◆ What you have to do:
Each record needs to be echoed exactly; can you do that?
** Start of Provided records **
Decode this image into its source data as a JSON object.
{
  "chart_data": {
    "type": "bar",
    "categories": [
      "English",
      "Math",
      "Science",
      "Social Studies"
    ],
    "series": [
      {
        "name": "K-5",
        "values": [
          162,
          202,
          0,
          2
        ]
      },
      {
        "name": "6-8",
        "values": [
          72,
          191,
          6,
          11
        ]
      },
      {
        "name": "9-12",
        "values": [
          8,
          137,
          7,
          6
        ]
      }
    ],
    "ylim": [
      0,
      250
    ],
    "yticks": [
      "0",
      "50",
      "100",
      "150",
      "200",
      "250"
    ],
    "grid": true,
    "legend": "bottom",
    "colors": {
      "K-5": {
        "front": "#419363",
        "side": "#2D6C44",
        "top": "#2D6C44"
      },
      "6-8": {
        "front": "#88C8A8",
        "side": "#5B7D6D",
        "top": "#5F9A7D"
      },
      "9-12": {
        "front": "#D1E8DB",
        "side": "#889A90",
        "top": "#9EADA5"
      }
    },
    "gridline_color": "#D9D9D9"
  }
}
** End of Provided records **
◆ Output for this exercise:
Decode this image into its source data as a JSON object.
{
  "chart_data": {
    "type": "bar",
    "categories": [
      "English",
      "Math",
      "Science",
      "Social Studies"
    ],
    "series": [
      {
        "name": "K-5",
        "values": [
          162,
          202,
          0,
          2
        ]
      },
      {
        "name": "6-8",
        "values": [
          72,
          191,
          6,
          11
        ]
      },
      {
        "name": "9-12",
        "values": [
          8,
          137,
          7,
          6
        ]
      }
    ],
    "ylim": [
      0,
      250
    ],
    "yticks": [
      "0",
      "50",
      "100",
      "150",
      "200",
      "250"
    ],
    "grid": true,
    "legend": "bottom",
    "colors": {
      "K-5": {
        "front": "#419363",
        "side": "#2D6C44",
        "top": "#2D6C44"
      },
      "6-8": {
        "front": "#88C8A8",
        "side": "#5B7D6D",
        "top": "#5F9A7D"
      },
      "9-12": {
        "front": "#D1E8DB",
        "side": "#889A90",
        "top": "#9EADA5"
      }
    },
    "gridline_color": "#D9D9D9"
  }
}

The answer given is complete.